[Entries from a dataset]
#####

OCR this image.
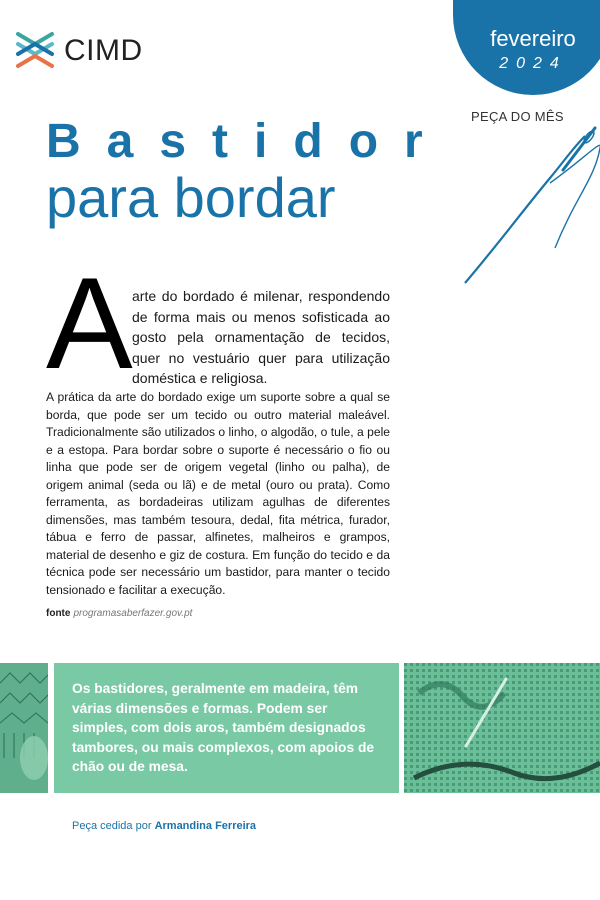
CIMD	fevereiro
2024
PEÇA DO MÊS
Bastidor
para bordar
A arte do bordado é milenar, respondendo de forma mais ou menos sofisticada ao gosto pela ornamentação de tecidos, quer no vestuário quer para utilização doméstica e religiosa.

A prática da arte do bordado exige um suporte sobre a qual se borda, que pode ser um tecido ou outro material maleável. Tradicionalmente são utilizados o linho, o algodão, o tule, a pele e a estopa. Para bordar sobre o suporte é necessário o fio ou linha que pode ser de origem vegetal (linho ou palha), de origem animal (seda ou lã) e de metal (ouro ou prata). Como ferramenta, as bordadeiras utilizam agulhas de diferentes dimensões, mas também tesoura, dedal, fita métrica, furador, tábua e ferro de passar, alfinetes, malheiros e grampos, material de desenho e giz de costura. Em função do tecido e da técnica pode ser necessário um bastidor, para manter o tecido tensionado e facilitar a execução.

fonte programasaberfazer.gov.pt

Os bastidores, geralmente em madeira, têm várias dimensões e formas. Podem ser simples, com dois aros, também designados tambores, ou mais complexos, com apoios de chão ou de mesa.

Peça cedida por Armandina Ferreira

#####

- Set problem -
Copy out the entries verbatim and leave the images out.

- Exercise result -
OCR this image.
CIMD	fevereiro
2024
PEÇA DO MÊS
Bastidor
para bordar
A arte do bordado é milenar, respondendo de forma mais ou menos sofisticada ao gosto pela ornamentação de tecidos, quer no vestuário quer para utilização doméstica e religiosa.

A prática da arte do bordado exige um suporte sobre a qual se borda, que pode ser um tecido ou outro material maleável. Tradicionalmente são utilizados o linho, o algodão, o tule, a pele e a estopa. Para bordar sobre o suporte é necessário o fio ou linha que pode ser de origem vegetal (linho ou palha), de origem animal (seda ou lã) e de metal (ouro ou prata). Como ferramenta, as bordadeiras utilizam agulhas de diferentes dimensões, mas também tesoura, dedal, fita métrica, furador, tábua e ferro de passar, alfinetes, malheiros e grampos, material de desenho e giz de costura. Em função do tecido e da técnica pode ser necessário um bastidor, para manter o tecido tensionado e facilitar a execução.

fonte programasaberfazer.gov.pt

Os bastidores, geralmente em madeira, têm várias dimensões e formas. Podem ser simples, com dois aros, também designados tambores, ou mais complexos, com apoios de chão ou de mesa.

Peça cedida por Armandina Ferreira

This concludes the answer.